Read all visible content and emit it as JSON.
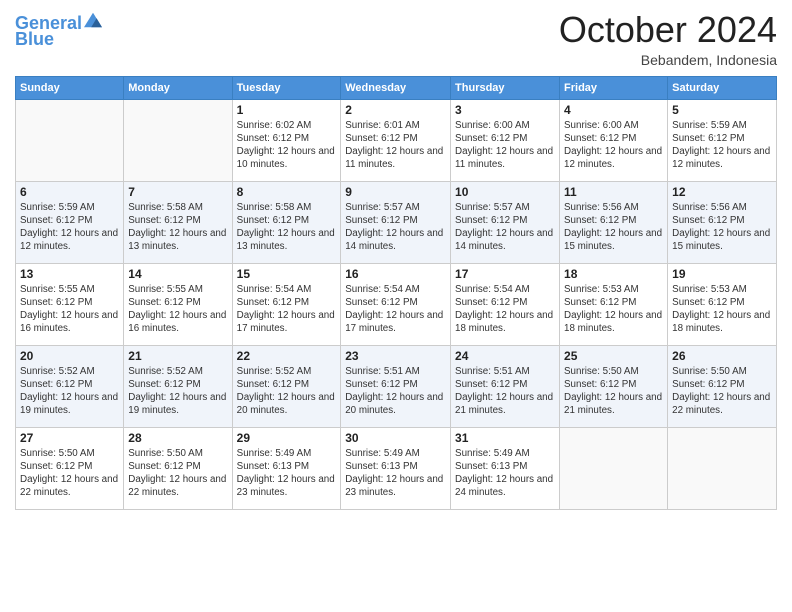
{
  "logo": {
    "line1": "General",
    "line2": "Blue"
  },
  "header": {
    "month": "October 2024",
    "location": "Bebandem, Indonesia"
  },
  "days_of_week": [
    "Sunday",
    "Monday",
    "Tuesday",
    "Wednesday",
    "Thursday",
    "Friday",
    "Saturday"
  ],
  "weeks": [
    [
      {
        "day": "",
        "info": ""
      },
      {
        "day": "",
        "info": ""
      },
      {
        "day": "1",
        "info": "Sunrise: 6:02 AM\nSunset: 6:12 PM\nDaylight: 12 hours and 10 minutes."
      },
      {
        "day": "2",
        "info": "Sunrise: 6:01 AM\nSunset: 6:12 PM\nDaylight: 12 hours and 11 minutes."
      },
      {
        "day": "3",
        "info": "Sunrise: 6:00 AM\nSunset: 6:12 PM\nDaylight: 12 hours and 11 minutes."
      },
      {
        "day": "4",
        "info": "Sunrise: 6:00 AM\nSunset: 6:12 PM\nDaylight: 12 hours and 12 minutes."
      },
      {
        "day": "5",
        "info": "Sunrise: 5:59 AM\nSunset: 6:12 PM\nDaylight: 12 hours and 12 minutes."
      }
    ],
    [
      {
        "day": "6",
        "info": "Sunrise: 5:59 AM\nSunset: 6:12 PM\nDaylight: 12 hours and 12 minutes."
      },
      {
        "day": "7",
        "info": "Sunrise: 5:58 AM\nSunset: 6:12 PM\nDaylight: 12 hours and 13 minutes."
      },
      {
        "day": "8",
        "info": "Sunrise: 5:58 AM\nSunset: 6:12 PM\nDaylight: 12 hours and 13 minutes."
      },
      {
        "day": "9",
        "info": "Sunrise: 5:57 AM\nSunset: 6:12 PM\nDaylight: 12 hours and 14 minutes."
      },
      {
        "day": "10",
        "info": "Sunrise: 5:57 AM\nSunset: 6:12 PM\nDaylight: 12 hours and 14 minutes."
      },
      {
        "day": "11",
        "info": "Sunrise: 5:56 AM\nSunset: 6:12 PM\nDaylight: 12 hours and 15 minutes."
      },
      {
        "day": "12",
        "info": "Sunrise: 5:56 AM\nSunset: 6:12 PM\nDaylight: 12 hours and 15 minutes."
      }
    ],
    [
      {
        "day": "13",
        "info": "Sunrise: 5:55 AM\nSunset: 6:12 PM\nDaylight: 12 hours and 16 minutes."
      },
      {
        "day": "14",
        "info": "Sunrise: 5:55 AM\nSunset: 6:12 PM\nDaylight: 12 hours and 16 minutes."
      },
      {
        "day": "15",
        "info": "Sunrise: 5:54 AM\nSunset: 6:12 PM\nDaylight: 12 hours and 17 minutes."
      },
      {
        "day": "16",
        "info": "Sunrise: 5:54 AM\nSunset: 6:12 PM\nDaylight: 12 hours and 17 minutes."
      },
      {
        "day": "17",
        "info": "Sunrise: 5:54 AM\nSunset: 6:12 PM\nDaylight: 12 hours and 18 minutes."
      },
      {
        "day": "18",
        "info": "Sunrise: 5:53 AM\nSunset: 6:12 PM\nDaylight: 12 hours and 18 minutes."
      },
      {
        "day": "19",
        "info": "Sunrise: 5:53 AM\nSunset: 6:12 PM\nDaylight: 12 hours and 18 minutes."
      }
    ],
    [
      {
        "day": "20",
        "info": "Sunrise: 5:52 AM\nSunset: 6:12 PM\nDaylight: 12 hours and 19 minutes."
      },
      {
        "day": "21",
        "info": "Sunrise: 5:52 AM\nSunset: 6:12 PM\nDaylight: 12 hours and 19 minutes."
      },
      {
        "day": "22",
        "info": "Sunrise: 5:52 AM\nSunset: 6:12 PM\nDaylight: 12 hours and 20 minutes."
      },
      {
        "day": "23",
        "info": "Sunrise: 5:51 AM\nSunset: 6:12 PM\nDaylight: 12 hours and 20 minutes."
      },
      {
        "day": "24",
        "info": "Sunrise: 5:51 AM\nSunset: 6:12 PM\nDaylight: 12 hours and 21 minutes."
      },
      {
        "day": "25",
        "info": "Sunrise: 5:50 AM\nSunset: 6:12 PM\nDaylight: 12 hours and 21 minutes."
      },
      {
        "day": "26",
        "info": "Sunrise: 5:50 AM\nSunset: 6:12 PM\nDaylight: 12 hours and 22 minutes."
      }
    ],
    [
      {
        "day": "27",
        "info": "Sunrise: 5:50 AM\nSunset: 6:12 PM\nDaylight: 12 hours and 22 minutes."
      },
      {
        "day": "28",
        "info": "Sunrise: 5:50 AM\nSunset: 6:12 PM\nDaylight: 12 hours and 22 minutes."
      },
      {
        "day": "29",
        "info": "Sunrise: 5:49 AM\nSunset: 6:13 PM\nDaylight: 12 hours and 23 minutes."
      },
      {
        "day": "30",
        "info": "Sunrise: 5:49 AM\nSunset: 6:13 PM\nDaylight: 12 hours and 23 minutes."
      },
      {
        "day": "31",
        "info": "Sunrise: 5:49 AM\nSunset: 6:13 PM\nDaylight: 12 hours and 24 minutes."
      },
      {
        "day": "",
        "info": ""
      },
      {
        "day": "",
        "info": ""
      }
    ]
  ]
}
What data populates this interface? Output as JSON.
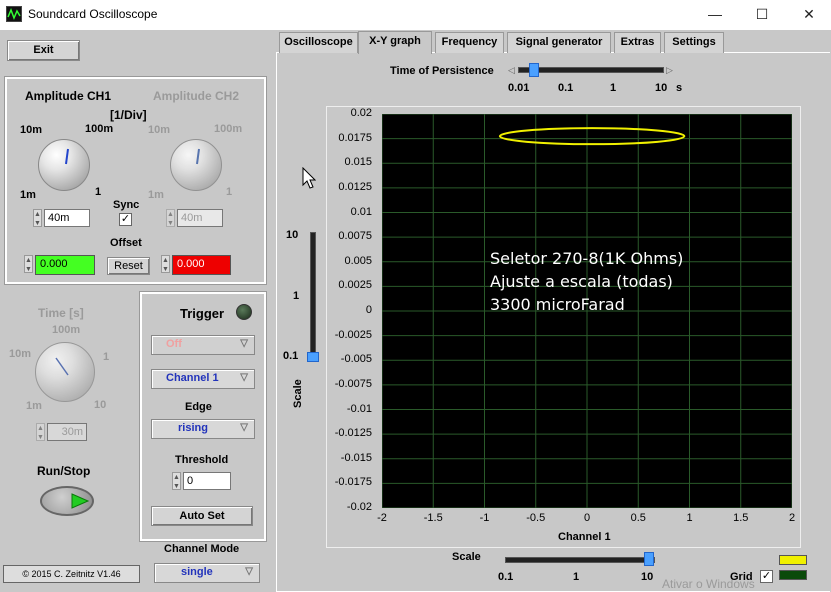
{
  "window": {
    "title": "Soundcard Oscilloscope",
    "min": "—",
    "max": "☐",
    "close": "✕"
  },
  "exit_label": "Exit",
  "amp": {
    "ch1_title": "Amplitude CH1",
    "ch2_title": "Amplitude CH2",
    "unit": "[1/Div]",
    "t10m": "10m",
    "t100m": "100m",
    "t1m": "1m",
    "t1": "1",
    "ch1_value": "40m",
    "ch2_value": "40m",
    "sync": "Sync",
    "offset": "Offset",
    "reset": "Reset",
    "offset_ch1": "0.000",
    "offset_ch2": "0.000"
  },
  "time": {
    "title": "Time [s]",
    "t100m": "100m",
    "t10m": "10m",
    "t1": "1",
    "t1m": "1m",
    "t10": "10",
    "value": "30m"
  },
  "run": {
    "label": "Run/Stop"
  },
  "trigger": {
    "title": "Trigger",
    "mode": "Off",
    "channel": "Channel 1",
    "edge_label": "Edge",
    "edge": "rising",
    "threshold_label": "Threshold",
    "threshold": "0",
    "autoset": "Auto Set"
  },
  "channel_mode": {
    "label": "Channel Mode",
    "value": "single"
  },
  "copyright": "© 2015  C. Zeitnitz V1.46",
  "tabs": [
    "Oscilloscope",
    "X-Y graph",
    "Frequency",
    "Signal generator",
    "Extras",
    "Settings"
  ],
  "persistence": {
    "label": "Time of Persistence",
    "ticks": [
      "0.01",
      "0.1",
      "1",
      "10"
    ],
    "unit": "s"
  },
  "yscale": {
    "label": "Scale",
    "ticks": [
      "10",
      "1",
      "0.1"
    ]
  },
  "xscale": {
    "label": "Scale",
    "ticks": [
      "0.1",
      "1",
      "10"
    ]
  },
  "plot": {
    "xlabel": "Channel 1",
    "yticks": [
      "0.02",
      "0.0175",
      "0.015",
      "0.0125",
      "0.01",
      "0.0075",
      "0.005",
      "0.0025",
      "0",
      "-0.0025",
      "-0.005",
      "-0.0075",
      "-0.01",
      "-0.0125",
      "-0.015",
      "-0.0175",
      "-0.02"
    ],
    "xticks": [
      "-2",
      "-1.5",
      "-1",
      "-0.5",
      "0",
      "0.5",
      "1",
      "1.5",
      "2"
    ],
    "note_line1": "Seletor 270-8(1K Ohms)",
    "note_line2": "Ajuste a escala (todas)",
    "note_line3": "3300 microFarad",
    "trace_color": "#f0f000",
    "grid_color": "#2a5a2a"
  },
  "grid_label": "Grid",
  "watermark": "Ativar o Windows"
}
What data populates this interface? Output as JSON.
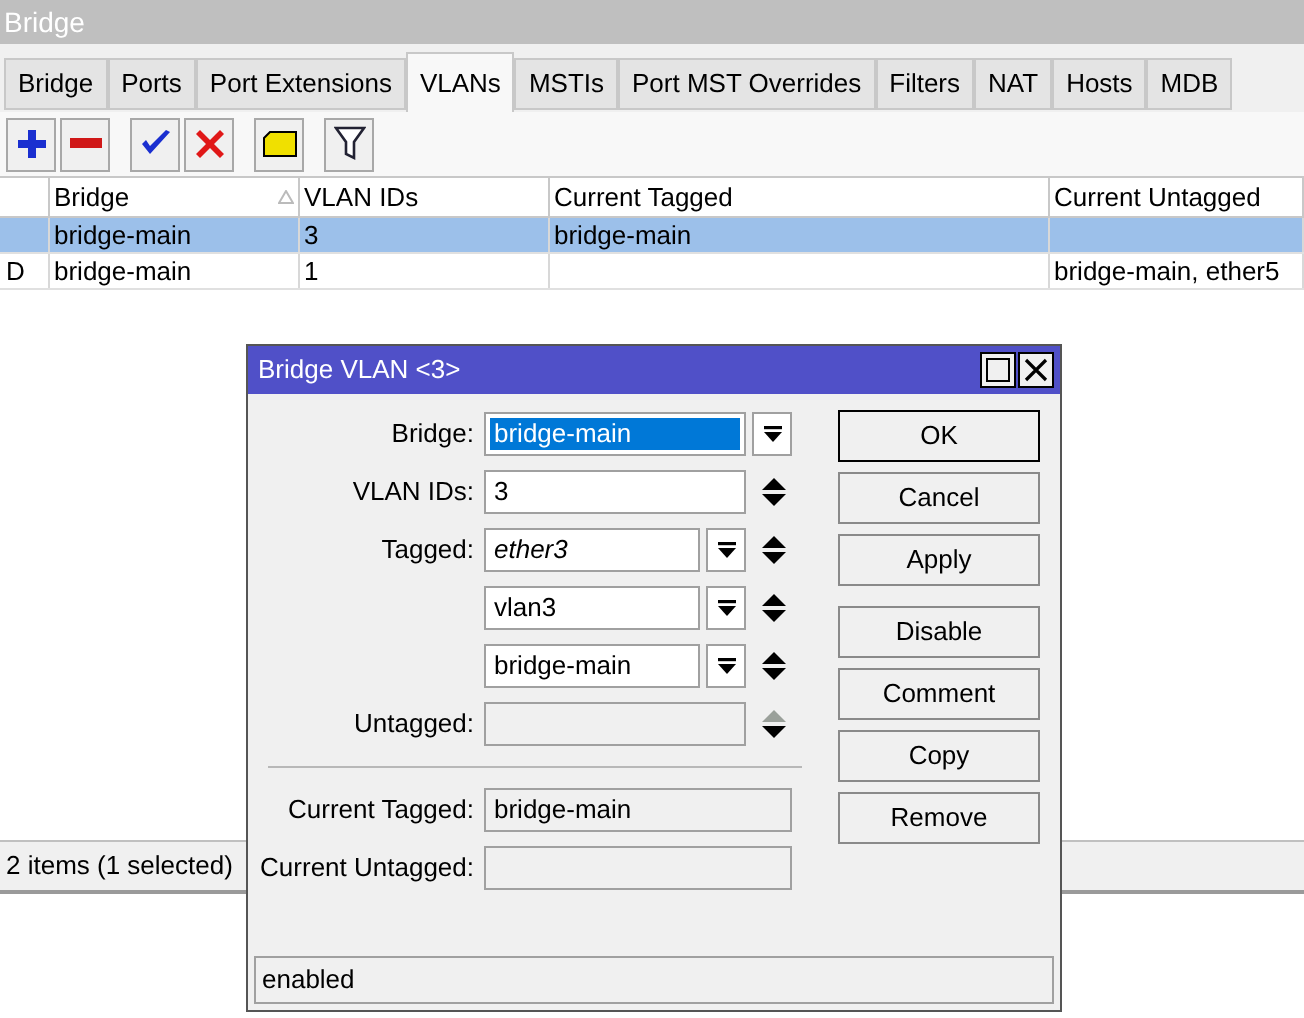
{
  "window": {
    "title": "Bridge"
  },
  "tabs": [
    {
      "label": "Bridge",
      "selected": false
    },
    {
      "label": "Ports",
      "selected": false
    },
    {
      "label": "Port Extensions",
      "selected": false
    },
    {
      "label": "VLANs",
      "selected": true
    },
    {
      "label": "MSTIs",
      "selected": false
    },
    {
      "label": "Port MST Overrides",
      "selected": false
    },
    {
      "label": "Filters",
      "selected": false
    },
    {
      "label": "NAT",
      "selected": false
    },
    {
      "label": "Hosts",
      "selected": false
    },
    {
      "label": "MDB",
      "selected": false
    }
  ],
  "toolbar": [
    {
      "kind": "add"
    },
    {
      "kind": "remove"
    },
    {
      "kind": "enable"
    },
    {
      "kind": "disable"
    },
    {
      "kind": "comment"
    },
    {
      "kind": "filter"
    }
  ],
  "table": {
    "columns": [
      "Bridge",
      "VLAN IDs",
      "Current Tagged",
      "Current Untagged"
    ],
    "rows": [
      {
        "flag": "",
        "cells": [
          "bridge-main",
          "3",
          "bridge-main",
          ""
        ],
        "selected": true
      },
      {
        "flag": "D",
        "cells": [
          "bridge-main",
          "1",
          "",
          "bridge-main, ether5"
        ],
        "selected": false
      }
    ]
  },
  "status_bar": "2 items (1 selected)",
  "dialog": {
    "title": "Bridge VLAN <3>",
    "rows": [
      {
        "kind": "combo",
        "label": "Bridge:",
        "value": "bridge-main",
        "selected": true
      },
      {
        "kind": "spin",
        "label": "VLAN IDs:",
        "value": "3",
        "disabled": false
      },
      {
        "kind": "multi",
        "label": "Tagged:",
        "value": "ether3",
        "invalid": true
      },
      {
        "kind": "multi",
        "value": "vlan3",
        "invalid": false
      },
      {
        "kind": "multi",
        "value": "bridge-main",
        "invalid": false
      },
      {
        "kind": "spin",
        "label": "Untagged:",
        "disabled": true
      },
      {
        "kind": "separator"
      },
      {
        "kind": "readonly",
        "label": "Current Tagged:",
        "value": "bridge-main"
      },
      {
        "kind": "readonly",
        "label": "Current Untagged:"
      }
    ],
    "buttons": [
      {
        "label": "OK",
        "default": true
      },
      {
        "label": "Cancel",
        "default": false
      },
      {
        "label": "Apply",
        "default": false
      },
      {
        "label": "Disable",
        "default": false,
        "gap": true
      },
      {
        "label": "Comment",
        "default": false
      },
      {
        "label": "Copy",
        "default": false
      },
      {
        "label": "Remove",
        "default": false
      }
    ],
    "status": "enabled"
  }
}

• [Exercise requirements]:
Read the entries and show each line that mentions "true".

• [The result]:
      "selected": true
        "selected": true
        "selected": true
        "invalid": true
        "disabled": true
        "default": true
        "gap": true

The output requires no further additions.